§ Work to complete
Recast the material as a Markdown table, from its first line up to and including the line with "mac-address-field[interactable] — [272, 469, 556, 493]". Use a "Row" column for the row number and an "Entry" column for the line, and leave out blank lines.

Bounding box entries
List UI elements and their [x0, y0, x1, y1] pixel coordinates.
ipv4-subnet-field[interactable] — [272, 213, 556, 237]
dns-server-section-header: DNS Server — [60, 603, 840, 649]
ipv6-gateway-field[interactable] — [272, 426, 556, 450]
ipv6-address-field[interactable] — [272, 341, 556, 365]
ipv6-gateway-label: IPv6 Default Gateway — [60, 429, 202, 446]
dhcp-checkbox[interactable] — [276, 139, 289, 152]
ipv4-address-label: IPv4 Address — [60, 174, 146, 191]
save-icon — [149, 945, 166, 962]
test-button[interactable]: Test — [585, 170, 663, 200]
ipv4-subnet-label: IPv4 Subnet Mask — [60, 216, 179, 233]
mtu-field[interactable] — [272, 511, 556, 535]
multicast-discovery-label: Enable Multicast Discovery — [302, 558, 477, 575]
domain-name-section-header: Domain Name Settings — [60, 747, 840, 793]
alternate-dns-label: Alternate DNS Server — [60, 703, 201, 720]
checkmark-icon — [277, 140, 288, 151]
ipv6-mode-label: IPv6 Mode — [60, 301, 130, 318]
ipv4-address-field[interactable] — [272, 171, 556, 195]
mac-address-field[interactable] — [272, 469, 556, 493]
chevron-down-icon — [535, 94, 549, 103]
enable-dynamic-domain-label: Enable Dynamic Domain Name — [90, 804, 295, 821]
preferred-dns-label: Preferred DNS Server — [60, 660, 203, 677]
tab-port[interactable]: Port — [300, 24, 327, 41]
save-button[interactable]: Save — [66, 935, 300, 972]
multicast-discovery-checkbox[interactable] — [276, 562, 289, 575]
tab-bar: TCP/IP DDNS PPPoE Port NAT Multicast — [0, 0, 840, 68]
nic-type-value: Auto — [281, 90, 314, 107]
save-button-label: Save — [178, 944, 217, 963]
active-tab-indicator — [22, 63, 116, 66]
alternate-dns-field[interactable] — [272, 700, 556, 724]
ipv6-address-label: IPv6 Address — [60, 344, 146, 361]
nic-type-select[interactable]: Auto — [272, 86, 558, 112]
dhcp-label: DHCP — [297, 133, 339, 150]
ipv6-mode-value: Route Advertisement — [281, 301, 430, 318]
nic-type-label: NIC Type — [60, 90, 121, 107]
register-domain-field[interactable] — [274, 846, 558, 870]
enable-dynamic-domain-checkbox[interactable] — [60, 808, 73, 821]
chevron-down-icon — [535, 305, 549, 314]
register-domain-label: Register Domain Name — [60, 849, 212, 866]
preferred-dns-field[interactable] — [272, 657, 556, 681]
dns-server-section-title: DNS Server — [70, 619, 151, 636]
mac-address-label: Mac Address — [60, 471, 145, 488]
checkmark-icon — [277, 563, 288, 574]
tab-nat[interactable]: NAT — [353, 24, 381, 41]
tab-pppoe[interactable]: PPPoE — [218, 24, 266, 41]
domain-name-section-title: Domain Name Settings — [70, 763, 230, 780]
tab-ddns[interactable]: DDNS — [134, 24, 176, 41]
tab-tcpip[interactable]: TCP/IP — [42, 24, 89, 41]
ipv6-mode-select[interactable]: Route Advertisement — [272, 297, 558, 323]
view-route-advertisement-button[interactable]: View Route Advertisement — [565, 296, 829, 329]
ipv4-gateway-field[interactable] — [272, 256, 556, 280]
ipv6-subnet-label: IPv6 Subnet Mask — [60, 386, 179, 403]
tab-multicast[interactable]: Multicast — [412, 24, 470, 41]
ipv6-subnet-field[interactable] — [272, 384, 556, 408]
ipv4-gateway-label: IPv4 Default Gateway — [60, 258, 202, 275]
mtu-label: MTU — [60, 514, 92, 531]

§ Answer below
| Row | Entry |
|---|---|
| 1 | List UI elements and their [x0, y0, x1, y1] pixel coordinates. |
| 2 | ipv4-subnet-field[interactable] — [272, 213, 556, 237] |
| 3 | dns-server-section-header: DNS Server — [60, 603, 840, 649] |
| 4 | ipv6-gateway-field[interactable] — [272, 426, 556, 450] |
| 5 | ipv6-address-field[interactable] — [272, 341, 556, 365] |
| 6 | ipv6-gateway-label: IPv6 Default Gateway — [60, 429, 202, 446] |
| 7 | dhcp-checkbox[interactable] — [276, 139, 289, 152] |
| 8 | ipv4-address-label: IPv4 Address — [60, 174, 146, 191] |
| 9 | save-icon — [149, 945, 166, 962] |
| 10 | test-button[interactable]: Test — [585, 170, 663, 200] |
| 11 | ipv4-subnet-label: IPv4 Subnet Mask — [60, 216, 179, 233] |
| 12 | mtu-field[interactable] — [272, 511, 556, 535] |
| 13 | multicast-discovery-label: Enable Multicast Discovery — [302, 558, 477, 575] |
| 14 | domain-name-section-header: Domain Name Settings — [60, 747, 840, 793] |
| 15 | alternate-dns-label: Alternate DNS Server — [60, 703, 201, 720] |
| 16 | checkmark-icon — [277, 140, 288, 151] |
| 17 | ipv6-mode-label: IPv6 Mode — [60, 301, 130, 318] |
| 18 | ipv4-address-field[interactable] — [272, 171, 556, 195] |
| 19 | mac-address-field[interactable] — [272, 469, 556, 493] |